Exercise details ▸ Copy out the material below without any changes, from its first line through the line containing "343, 225, 351]", including both of those lines and nothing after.

[Region boundary data]
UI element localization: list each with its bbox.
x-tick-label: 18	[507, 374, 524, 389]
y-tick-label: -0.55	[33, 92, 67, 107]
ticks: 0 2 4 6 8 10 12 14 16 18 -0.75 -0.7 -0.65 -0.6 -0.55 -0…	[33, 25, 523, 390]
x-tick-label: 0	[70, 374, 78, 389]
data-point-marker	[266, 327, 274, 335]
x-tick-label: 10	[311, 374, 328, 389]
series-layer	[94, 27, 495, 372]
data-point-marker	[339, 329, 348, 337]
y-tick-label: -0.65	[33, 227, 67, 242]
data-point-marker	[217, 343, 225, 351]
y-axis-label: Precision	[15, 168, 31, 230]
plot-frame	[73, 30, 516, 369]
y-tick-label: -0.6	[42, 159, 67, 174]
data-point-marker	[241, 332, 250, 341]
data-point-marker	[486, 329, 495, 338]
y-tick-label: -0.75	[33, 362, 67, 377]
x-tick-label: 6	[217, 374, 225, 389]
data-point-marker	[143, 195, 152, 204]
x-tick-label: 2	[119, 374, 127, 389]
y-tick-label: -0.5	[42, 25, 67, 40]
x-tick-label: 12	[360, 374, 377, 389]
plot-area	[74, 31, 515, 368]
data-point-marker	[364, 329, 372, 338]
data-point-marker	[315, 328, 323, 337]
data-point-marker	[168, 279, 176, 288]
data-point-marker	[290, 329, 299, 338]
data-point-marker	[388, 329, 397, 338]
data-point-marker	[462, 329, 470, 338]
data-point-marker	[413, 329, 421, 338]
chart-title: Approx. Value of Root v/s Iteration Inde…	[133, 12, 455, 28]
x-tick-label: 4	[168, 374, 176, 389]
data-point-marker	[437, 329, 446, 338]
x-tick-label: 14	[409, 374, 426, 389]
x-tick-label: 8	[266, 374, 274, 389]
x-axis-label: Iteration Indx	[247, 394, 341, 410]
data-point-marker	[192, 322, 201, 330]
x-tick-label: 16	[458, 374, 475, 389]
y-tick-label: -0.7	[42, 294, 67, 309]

Task response ▸
UI element localization: list each with its bbox.
x-tick-label: 18	[507, 374, 524, 389]
y-tick-label: -0.55	[33, 92, 67, 107]
ticks: 0 2 4 6 8 10 12 14 16 18 -0.75 -0.7 -0.65 -0.6 -0.55 -0…	[33, 25, 523, 390]
x-tick-label: 0	[70, 374, 78, 389]
data-point-marker	[266, 327, 274, 335]
x-tick-label: 10	[311, 374, 328, 389]
series-layer	[94, 27, 495, 372]
data-point-marker	[339, 329, 348, 337]
y-tick-label: -0.65	[33, 227, 67, 242]
data-point-marker	[217, 343, 225, 351]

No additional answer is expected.